____ Listed records

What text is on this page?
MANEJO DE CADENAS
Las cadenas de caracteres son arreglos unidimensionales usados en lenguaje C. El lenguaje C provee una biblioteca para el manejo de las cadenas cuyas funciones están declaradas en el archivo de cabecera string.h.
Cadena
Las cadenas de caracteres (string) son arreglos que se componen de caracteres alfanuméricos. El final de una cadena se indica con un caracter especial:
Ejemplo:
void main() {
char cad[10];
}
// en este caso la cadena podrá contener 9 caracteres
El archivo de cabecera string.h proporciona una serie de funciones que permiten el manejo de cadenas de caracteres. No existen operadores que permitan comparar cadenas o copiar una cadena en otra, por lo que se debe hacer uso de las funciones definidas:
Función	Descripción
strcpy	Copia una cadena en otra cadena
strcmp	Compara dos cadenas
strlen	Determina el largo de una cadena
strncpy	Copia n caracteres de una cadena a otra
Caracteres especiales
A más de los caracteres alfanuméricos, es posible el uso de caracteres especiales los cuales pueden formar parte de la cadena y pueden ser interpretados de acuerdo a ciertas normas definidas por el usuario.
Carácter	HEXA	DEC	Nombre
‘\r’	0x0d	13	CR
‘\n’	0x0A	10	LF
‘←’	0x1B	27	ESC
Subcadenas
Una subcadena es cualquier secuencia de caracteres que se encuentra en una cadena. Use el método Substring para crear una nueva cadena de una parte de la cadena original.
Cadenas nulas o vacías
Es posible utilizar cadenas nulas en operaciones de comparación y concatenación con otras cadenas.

________

#### Work to complete
Output every record above exactly as it appears.

#### Final answer
What text is on this page?
MANEJO DE CADENAS
Las cadenas de caracteres son arreglos unidimensionales usados en lenguaje C. El lenguaje C provee una biblioteca para el manejo de las cadenas cuyas funciones están declaradas en el archivo de cabecera string.h.
Cadena
Las cadenas de caracteres (string) son arreglos que se componen de caracteres alfanuméricos. El final de una cadena se indica con un caracter especial:
Ejemplo:
void main() {
char cad[10];
}
// en este caso la cadena podrá contener 9 caracteres
El archivo de cabecera string.h proporciona una serie de funciones que permiten el manejo de cadenas de caracteres. No existen operadores que permitan comparar cadenas o copiar una cadena en otra, por lo que se debe hacer uso de las funciones definidas:
Función	Descripción
strcpy	Copia una cadena en otra cadena
strcmp	Compara dos cadenas
strlen	Determina el largo de una cadena
strncpy	Copia n caracteres de una cadena a otra
Caracteres especiales
A más de los caracteres alfanuméricos, es posible el uso de caracteres especiales los cuales pueden formar parte de la cadena y pueden ser interpretados de acuerdo a ciertas normas definidas por el usuario.
Carácter	HEXA	DEC	Nombre
‘\r’	0x0d	13	CR
‘\n’	0x0A	10	LF
‘←’	0x1B	27	ESC
Subcadenas
Una subcadena es cualquier secuencia de caracteres que se encuentra en una cadena. Use el método Substring para crear una nueva cadena de una parte de la cadena original.
Cadenas nulas o vacías
Es posible utilizar cadenas nulas en operaciones de comparación y concatenación con otras cadenas.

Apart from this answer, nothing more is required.